## EXERCISE
Lines that contain the string "image" are to be copied; leave out all others.

## PROVIDED MATERIAL
──────────────────────────────
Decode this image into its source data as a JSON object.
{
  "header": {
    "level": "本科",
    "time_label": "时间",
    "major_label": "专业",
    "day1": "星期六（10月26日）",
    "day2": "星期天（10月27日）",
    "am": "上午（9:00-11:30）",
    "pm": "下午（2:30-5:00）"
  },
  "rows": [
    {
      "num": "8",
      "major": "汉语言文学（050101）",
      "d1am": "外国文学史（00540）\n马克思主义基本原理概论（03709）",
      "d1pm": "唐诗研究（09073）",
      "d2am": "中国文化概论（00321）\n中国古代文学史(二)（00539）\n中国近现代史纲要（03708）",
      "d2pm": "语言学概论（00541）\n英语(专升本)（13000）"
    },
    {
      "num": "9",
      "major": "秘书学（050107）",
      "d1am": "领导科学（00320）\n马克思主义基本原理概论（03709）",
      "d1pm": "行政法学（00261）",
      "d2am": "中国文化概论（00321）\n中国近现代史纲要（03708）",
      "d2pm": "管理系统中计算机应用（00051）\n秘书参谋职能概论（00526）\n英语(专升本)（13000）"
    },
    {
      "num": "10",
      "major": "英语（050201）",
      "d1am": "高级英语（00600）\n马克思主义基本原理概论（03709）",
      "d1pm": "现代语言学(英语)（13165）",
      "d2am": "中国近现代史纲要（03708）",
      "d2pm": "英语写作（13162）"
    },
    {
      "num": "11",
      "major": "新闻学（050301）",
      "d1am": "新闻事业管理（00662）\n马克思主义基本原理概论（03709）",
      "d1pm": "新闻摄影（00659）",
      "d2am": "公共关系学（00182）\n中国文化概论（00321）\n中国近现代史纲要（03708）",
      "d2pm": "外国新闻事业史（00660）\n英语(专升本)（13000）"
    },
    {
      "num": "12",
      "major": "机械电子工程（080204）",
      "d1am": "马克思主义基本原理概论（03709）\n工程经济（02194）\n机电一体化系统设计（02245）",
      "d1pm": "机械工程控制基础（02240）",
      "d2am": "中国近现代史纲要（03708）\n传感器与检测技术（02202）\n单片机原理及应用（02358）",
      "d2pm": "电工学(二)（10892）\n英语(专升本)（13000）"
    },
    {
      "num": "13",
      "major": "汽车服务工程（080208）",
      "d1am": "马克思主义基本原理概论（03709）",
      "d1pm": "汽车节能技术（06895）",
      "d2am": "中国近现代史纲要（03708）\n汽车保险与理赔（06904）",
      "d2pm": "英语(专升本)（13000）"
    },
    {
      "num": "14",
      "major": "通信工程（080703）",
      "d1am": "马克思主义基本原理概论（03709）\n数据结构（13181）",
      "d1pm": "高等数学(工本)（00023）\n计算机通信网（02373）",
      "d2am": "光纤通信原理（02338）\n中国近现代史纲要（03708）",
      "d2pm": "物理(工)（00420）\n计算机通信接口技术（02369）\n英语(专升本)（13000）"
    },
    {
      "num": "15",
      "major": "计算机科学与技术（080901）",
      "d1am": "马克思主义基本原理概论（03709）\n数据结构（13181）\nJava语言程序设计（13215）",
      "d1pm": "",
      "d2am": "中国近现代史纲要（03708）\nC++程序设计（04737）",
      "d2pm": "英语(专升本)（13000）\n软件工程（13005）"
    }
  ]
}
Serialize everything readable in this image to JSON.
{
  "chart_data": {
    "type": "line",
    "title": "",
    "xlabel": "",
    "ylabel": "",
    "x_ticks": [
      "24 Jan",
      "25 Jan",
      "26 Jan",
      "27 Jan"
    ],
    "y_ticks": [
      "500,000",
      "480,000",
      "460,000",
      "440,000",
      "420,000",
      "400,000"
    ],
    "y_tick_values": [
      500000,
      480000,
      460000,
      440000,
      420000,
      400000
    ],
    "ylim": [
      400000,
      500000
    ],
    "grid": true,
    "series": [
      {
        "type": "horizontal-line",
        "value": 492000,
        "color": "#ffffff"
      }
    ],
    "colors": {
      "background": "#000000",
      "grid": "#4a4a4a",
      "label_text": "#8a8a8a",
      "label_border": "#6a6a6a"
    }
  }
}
──────────────────────────────
## TASK SOLUTION
Decode this image into its source data as a JSON object.
Serialize everything readable in this image to JSON.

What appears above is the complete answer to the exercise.